* _What is needed_
Show all lines holding the string "requests".

* _The input_
####################
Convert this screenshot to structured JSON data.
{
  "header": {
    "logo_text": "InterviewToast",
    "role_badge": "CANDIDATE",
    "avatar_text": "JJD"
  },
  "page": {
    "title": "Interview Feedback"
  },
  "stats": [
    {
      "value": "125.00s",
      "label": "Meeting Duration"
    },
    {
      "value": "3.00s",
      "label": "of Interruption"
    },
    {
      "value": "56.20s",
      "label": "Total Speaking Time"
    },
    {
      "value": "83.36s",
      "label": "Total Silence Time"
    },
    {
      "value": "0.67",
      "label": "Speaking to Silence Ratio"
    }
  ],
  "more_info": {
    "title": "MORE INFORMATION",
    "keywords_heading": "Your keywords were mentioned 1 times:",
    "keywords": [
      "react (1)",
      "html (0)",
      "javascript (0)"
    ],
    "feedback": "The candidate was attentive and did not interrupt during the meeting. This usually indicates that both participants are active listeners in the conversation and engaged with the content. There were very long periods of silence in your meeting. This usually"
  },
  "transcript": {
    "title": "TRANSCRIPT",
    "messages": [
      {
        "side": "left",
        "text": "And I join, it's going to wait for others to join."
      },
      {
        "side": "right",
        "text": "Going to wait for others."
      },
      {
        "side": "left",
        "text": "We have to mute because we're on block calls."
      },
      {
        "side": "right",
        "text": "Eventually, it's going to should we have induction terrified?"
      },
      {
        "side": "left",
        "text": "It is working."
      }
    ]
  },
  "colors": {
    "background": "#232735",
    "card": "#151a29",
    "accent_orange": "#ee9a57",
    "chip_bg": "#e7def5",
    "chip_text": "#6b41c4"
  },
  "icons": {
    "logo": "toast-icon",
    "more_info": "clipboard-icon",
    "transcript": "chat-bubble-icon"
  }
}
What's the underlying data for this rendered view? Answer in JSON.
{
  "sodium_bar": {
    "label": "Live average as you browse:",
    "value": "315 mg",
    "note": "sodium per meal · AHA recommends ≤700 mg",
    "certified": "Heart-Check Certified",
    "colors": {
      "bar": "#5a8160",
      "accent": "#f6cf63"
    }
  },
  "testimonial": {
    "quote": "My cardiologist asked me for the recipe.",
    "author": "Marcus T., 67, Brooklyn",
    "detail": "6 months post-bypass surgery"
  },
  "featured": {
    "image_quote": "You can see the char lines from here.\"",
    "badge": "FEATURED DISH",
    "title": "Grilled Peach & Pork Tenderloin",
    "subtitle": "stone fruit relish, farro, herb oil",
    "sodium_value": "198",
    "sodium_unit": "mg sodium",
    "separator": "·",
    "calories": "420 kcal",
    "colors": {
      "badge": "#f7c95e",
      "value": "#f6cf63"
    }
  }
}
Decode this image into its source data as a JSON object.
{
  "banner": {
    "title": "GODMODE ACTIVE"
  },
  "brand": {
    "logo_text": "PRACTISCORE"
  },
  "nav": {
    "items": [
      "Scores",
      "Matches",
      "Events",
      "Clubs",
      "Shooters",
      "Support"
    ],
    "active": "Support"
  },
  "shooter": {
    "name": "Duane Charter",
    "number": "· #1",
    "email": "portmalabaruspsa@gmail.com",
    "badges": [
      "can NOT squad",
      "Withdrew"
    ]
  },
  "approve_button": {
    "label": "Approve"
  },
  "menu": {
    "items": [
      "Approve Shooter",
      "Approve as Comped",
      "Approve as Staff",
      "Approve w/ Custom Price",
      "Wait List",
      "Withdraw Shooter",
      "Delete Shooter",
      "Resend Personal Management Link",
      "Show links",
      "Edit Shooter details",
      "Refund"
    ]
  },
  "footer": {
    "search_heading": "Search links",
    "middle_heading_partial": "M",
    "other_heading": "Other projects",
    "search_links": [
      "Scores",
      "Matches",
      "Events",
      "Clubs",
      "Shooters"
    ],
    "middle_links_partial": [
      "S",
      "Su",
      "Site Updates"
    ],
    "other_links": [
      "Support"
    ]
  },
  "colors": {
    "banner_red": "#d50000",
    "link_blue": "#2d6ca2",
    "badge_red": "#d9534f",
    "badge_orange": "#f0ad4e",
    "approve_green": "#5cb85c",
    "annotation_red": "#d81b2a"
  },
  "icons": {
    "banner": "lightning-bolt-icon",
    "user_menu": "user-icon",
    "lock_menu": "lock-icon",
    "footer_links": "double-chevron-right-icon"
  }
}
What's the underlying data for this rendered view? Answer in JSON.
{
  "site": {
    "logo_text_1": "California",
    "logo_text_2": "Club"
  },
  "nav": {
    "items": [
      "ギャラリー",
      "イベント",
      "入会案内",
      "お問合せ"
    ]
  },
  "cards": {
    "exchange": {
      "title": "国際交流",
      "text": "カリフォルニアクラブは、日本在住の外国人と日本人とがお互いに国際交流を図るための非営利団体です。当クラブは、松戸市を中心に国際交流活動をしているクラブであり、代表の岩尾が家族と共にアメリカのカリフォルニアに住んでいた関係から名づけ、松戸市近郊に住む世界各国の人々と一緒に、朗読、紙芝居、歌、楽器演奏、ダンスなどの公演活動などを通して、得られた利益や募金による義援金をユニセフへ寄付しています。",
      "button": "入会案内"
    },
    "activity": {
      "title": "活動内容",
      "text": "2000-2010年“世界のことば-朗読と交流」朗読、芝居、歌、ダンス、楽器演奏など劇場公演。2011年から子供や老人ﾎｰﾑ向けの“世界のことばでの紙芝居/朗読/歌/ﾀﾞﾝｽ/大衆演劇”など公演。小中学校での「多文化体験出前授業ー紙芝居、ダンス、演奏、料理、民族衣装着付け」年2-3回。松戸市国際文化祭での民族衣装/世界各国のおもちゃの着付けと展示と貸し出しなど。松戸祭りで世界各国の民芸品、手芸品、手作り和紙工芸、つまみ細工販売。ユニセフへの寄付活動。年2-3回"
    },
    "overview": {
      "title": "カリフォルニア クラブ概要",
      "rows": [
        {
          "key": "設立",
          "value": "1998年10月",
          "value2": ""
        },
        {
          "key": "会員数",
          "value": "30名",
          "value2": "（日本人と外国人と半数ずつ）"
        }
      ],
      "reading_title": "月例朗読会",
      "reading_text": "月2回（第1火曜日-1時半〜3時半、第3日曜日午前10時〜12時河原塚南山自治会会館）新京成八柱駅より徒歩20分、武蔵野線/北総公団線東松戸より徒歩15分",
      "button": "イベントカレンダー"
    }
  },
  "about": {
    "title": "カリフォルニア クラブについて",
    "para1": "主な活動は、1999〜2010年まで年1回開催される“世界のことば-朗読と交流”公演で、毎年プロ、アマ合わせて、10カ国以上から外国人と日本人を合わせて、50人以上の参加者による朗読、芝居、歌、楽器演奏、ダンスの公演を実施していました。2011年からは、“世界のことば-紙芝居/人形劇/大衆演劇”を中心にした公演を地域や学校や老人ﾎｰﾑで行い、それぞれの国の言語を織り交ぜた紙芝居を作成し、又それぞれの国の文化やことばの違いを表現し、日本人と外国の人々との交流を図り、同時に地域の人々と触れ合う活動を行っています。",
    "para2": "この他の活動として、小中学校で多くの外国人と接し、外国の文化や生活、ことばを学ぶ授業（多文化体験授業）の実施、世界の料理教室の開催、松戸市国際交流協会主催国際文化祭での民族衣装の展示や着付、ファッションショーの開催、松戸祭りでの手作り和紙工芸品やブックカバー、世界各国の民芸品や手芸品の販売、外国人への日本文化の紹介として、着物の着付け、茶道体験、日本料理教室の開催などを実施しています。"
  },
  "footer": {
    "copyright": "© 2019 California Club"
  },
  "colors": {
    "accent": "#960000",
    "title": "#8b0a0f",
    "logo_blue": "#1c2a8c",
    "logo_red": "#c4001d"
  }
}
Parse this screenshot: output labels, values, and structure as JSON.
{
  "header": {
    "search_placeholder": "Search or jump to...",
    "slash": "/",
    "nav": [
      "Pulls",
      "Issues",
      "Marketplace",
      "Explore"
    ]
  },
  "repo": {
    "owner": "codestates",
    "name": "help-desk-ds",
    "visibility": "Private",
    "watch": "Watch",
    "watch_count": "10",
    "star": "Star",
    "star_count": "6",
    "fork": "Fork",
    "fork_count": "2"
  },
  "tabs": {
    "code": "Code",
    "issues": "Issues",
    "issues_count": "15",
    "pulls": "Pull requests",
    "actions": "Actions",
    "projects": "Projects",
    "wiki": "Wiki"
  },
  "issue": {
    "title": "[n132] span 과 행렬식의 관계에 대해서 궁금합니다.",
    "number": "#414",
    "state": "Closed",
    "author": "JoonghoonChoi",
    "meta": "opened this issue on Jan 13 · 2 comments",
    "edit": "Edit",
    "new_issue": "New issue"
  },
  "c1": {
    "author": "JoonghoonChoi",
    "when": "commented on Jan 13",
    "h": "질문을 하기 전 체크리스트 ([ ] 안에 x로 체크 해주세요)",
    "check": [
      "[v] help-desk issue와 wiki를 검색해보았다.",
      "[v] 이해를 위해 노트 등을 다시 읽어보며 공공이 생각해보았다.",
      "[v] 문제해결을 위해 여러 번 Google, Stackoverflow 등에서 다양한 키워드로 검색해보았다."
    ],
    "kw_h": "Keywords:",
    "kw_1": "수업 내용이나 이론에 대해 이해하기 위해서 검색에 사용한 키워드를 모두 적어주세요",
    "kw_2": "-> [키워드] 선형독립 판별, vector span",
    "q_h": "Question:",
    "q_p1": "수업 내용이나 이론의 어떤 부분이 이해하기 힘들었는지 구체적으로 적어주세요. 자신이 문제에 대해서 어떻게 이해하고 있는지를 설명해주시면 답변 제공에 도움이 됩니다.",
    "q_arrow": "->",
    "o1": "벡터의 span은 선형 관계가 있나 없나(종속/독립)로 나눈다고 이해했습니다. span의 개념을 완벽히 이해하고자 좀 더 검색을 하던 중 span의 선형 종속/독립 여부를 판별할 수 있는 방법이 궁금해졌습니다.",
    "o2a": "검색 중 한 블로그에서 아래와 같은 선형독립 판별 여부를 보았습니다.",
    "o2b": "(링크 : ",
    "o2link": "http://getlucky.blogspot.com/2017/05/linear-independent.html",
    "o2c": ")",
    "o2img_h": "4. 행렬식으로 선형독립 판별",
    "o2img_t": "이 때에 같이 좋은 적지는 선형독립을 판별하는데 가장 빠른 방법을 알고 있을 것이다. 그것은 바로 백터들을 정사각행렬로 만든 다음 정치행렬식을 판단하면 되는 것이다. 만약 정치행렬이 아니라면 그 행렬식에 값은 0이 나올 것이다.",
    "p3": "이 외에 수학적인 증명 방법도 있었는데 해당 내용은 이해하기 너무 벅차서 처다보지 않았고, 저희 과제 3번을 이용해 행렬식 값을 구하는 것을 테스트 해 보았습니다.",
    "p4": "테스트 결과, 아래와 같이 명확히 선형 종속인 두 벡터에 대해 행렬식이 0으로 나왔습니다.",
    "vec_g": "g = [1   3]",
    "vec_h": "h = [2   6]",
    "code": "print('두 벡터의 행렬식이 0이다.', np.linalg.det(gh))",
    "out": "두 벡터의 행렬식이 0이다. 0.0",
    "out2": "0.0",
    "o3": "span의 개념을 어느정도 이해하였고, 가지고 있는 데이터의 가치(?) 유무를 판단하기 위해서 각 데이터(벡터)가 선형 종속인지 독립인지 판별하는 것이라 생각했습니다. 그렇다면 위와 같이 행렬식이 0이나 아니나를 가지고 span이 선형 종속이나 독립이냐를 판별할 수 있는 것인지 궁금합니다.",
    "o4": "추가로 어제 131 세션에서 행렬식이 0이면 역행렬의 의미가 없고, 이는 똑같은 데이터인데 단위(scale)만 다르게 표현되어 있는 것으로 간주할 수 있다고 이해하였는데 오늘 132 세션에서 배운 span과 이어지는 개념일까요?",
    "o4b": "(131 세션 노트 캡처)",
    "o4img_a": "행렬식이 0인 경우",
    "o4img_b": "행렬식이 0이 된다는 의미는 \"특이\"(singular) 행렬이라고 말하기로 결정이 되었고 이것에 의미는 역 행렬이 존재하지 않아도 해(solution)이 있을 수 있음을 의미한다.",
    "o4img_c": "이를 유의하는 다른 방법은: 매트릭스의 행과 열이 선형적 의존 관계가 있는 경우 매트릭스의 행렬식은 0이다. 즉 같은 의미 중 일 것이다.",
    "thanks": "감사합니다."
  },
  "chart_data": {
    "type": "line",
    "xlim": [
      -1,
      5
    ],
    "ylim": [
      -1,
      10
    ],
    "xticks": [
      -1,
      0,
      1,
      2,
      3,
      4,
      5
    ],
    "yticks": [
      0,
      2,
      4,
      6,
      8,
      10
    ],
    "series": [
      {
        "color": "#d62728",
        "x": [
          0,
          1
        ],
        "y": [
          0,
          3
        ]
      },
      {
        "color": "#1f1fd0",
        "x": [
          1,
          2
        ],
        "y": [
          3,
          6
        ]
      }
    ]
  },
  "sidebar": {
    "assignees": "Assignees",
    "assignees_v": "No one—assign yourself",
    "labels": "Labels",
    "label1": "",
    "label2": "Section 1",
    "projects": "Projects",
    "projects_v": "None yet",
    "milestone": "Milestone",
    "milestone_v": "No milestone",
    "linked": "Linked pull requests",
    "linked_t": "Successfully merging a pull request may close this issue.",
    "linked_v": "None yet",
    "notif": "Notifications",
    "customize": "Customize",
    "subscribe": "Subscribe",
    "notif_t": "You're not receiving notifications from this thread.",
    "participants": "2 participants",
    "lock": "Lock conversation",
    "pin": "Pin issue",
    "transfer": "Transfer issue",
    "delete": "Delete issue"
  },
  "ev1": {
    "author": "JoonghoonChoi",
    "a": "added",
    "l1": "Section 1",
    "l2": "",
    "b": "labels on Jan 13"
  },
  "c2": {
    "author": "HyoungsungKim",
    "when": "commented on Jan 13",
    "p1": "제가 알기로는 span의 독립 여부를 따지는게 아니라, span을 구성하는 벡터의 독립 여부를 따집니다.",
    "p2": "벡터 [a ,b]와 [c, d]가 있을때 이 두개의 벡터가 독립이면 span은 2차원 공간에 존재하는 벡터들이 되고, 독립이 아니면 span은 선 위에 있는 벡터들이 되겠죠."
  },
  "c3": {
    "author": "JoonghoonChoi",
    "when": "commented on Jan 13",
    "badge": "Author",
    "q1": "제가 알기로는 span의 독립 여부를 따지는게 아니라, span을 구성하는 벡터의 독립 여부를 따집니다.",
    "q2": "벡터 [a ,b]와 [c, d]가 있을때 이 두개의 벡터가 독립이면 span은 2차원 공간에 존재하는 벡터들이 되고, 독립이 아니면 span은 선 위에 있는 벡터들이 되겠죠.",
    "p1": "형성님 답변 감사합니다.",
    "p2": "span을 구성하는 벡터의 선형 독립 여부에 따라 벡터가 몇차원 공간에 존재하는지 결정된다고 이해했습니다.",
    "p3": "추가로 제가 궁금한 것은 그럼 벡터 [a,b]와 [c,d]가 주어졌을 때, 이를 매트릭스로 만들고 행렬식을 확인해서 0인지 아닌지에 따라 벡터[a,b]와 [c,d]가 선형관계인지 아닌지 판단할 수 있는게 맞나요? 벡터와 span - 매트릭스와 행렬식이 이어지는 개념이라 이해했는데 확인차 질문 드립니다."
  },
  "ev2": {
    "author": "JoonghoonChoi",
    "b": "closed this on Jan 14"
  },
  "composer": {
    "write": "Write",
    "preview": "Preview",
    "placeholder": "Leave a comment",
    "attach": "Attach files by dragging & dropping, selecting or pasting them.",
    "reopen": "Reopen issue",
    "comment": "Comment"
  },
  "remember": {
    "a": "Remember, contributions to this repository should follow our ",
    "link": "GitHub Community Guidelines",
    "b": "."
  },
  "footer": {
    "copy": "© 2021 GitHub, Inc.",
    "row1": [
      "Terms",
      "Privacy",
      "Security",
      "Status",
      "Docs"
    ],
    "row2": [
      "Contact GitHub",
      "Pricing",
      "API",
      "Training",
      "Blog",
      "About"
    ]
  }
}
####################
* _The reply_
    "pulls": "Pull requests",
    "linked": "Linked pull requests",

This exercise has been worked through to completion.